** begin Data for the task **
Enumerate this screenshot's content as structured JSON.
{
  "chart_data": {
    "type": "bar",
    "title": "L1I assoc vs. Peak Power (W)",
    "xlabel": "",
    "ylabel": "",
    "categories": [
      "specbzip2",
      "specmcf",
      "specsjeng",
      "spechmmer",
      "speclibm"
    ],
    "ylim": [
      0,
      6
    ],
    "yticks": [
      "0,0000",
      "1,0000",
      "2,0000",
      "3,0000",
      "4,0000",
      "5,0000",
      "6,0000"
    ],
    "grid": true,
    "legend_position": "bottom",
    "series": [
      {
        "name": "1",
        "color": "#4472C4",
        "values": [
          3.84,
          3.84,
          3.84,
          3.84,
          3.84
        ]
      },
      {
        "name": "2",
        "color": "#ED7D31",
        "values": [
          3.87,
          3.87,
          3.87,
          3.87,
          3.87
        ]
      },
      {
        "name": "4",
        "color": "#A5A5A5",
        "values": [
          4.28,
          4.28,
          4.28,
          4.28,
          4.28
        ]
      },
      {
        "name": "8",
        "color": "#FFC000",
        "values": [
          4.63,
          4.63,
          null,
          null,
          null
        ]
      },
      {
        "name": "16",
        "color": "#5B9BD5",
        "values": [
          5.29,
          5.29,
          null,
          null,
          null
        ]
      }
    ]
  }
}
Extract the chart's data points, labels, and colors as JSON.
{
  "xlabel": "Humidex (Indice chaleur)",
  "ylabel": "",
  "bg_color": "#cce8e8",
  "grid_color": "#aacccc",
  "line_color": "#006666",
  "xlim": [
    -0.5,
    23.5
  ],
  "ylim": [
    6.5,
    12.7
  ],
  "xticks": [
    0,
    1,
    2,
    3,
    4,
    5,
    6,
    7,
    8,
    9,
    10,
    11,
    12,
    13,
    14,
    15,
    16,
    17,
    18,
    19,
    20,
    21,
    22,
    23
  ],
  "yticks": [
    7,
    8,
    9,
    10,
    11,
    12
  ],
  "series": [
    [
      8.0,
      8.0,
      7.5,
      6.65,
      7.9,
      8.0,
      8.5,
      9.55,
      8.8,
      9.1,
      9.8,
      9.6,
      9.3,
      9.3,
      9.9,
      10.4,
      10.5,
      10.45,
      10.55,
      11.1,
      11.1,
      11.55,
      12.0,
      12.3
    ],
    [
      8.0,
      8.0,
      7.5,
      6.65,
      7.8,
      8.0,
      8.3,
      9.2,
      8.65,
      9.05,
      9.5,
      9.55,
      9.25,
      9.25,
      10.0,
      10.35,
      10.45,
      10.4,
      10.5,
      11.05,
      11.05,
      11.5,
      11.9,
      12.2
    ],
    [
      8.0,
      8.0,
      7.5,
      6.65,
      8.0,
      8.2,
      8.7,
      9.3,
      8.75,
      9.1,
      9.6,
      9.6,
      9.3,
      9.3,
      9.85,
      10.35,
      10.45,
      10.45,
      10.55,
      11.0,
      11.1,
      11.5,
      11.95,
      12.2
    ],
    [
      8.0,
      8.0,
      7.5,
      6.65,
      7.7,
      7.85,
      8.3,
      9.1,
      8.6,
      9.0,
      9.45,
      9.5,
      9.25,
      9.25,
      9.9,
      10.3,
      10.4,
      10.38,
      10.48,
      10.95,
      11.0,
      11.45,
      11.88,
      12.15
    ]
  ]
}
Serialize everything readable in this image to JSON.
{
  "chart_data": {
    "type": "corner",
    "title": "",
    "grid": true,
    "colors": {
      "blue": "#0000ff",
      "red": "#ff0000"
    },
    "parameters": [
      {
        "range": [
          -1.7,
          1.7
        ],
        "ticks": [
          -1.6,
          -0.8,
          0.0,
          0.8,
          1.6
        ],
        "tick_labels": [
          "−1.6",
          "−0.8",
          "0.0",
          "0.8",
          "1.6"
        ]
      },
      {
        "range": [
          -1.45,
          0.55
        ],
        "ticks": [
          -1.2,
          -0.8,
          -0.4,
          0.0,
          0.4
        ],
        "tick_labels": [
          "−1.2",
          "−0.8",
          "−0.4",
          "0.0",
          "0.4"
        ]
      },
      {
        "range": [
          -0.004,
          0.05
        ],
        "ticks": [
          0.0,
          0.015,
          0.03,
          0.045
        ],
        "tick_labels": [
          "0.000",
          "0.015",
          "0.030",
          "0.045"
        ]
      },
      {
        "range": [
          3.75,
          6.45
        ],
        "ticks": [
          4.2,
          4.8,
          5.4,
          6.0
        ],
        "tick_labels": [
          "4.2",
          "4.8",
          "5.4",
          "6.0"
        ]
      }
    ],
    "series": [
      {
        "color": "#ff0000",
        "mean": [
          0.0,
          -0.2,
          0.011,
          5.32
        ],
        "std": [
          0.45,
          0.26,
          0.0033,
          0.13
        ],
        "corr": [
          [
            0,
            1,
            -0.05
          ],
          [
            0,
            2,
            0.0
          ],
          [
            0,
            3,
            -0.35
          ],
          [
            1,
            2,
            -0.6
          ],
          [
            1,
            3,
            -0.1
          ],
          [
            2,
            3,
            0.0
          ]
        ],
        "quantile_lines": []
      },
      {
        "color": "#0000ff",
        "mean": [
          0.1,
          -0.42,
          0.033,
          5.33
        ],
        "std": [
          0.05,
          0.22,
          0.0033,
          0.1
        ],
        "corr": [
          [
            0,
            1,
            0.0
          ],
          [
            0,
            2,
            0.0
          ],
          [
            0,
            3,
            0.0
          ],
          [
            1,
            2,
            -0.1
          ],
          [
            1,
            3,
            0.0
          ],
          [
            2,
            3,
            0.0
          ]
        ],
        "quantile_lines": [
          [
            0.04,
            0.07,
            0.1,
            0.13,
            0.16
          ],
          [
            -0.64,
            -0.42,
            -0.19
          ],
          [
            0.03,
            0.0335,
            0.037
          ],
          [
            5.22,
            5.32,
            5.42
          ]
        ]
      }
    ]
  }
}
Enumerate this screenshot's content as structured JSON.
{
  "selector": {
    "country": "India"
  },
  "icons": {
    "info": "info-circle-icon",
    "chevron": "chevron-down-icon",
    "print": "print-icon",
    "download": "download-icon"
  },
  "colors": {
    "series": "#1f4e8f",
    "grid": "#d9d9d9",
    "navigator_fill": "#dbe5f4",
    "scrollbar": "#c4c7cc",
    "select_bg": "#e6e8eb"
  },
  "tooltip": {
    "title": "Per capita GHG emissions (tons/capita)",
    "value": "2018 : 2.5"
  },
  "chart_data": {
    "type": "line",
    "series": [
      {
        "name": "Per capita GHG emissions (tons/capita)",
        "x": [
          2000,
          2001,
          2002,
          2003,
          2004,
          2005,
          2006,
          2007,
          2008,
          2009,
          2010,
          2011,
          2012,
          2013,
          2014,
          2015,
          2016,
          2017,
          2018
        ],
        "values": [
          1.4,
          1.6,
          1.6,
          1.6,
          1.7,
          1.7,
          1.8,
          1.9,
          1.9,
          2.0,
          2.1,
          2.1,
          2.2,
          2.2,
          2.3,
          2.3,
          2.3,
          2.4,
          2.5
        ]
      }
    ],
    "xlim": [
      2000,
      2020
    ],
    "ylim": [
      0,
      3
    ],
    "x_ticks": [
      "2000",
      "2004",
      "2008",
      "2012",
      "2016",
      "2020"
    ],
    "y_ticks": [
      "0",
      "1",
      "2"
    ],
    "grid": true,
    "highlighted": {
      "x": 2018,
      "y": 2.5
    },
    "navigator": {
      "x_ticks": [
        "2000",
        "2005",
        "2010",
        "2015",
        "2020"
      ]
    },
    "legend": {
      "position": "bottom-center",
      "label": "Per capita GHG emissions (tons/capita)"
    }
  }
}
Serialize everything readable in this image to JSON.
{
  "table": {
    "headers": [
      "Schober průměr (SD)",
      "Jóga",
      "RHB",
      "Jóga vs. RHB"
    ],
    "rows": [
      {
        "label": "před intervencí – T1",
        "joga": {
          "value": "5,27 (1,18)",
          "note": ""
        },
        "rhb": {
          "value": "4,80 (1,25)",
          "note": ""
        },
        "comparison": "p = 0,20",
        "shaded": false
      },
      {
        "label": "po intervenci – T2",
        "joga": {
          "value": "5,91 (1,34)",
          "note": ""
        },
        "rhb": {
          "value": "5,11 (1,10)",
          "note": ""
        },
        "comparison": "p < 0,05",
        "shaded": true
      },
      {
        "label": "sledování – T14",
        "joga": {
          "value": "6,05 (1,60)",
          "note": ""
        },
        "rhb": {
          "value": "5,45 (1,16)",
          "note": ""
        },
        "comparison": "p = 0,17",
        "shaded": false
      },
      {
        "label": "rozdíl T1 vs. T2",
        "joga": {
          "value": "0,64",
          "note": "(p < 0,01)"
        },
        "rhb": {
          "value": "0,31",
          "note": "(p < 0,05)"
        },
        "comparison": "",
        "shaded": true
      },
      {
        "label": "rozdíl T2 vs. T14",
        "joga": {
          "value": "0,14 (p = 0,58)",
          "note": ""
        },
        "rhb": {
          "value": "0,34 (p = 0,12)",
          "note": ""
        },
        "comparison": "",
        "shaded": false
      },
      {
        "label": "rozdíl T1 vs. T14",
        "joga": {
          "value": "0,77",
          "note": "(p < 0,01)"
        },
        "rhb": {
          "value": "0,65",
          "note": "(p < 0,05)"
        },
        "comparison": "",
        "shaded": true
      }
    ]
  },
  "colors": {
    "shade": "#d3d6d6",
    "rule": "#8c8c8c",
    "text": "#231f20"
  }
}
** end Data for the task **
◆ Work to complete: From the data, pick out every line that includes "emissions".

◆ Response to the exercise:
    "title": "Per capita GHG emissions (tons/capita)",
        "name": "Per capita GHG emissions (tons/capita)",
      "label": "Per capita GHG emissions (tons/capita)"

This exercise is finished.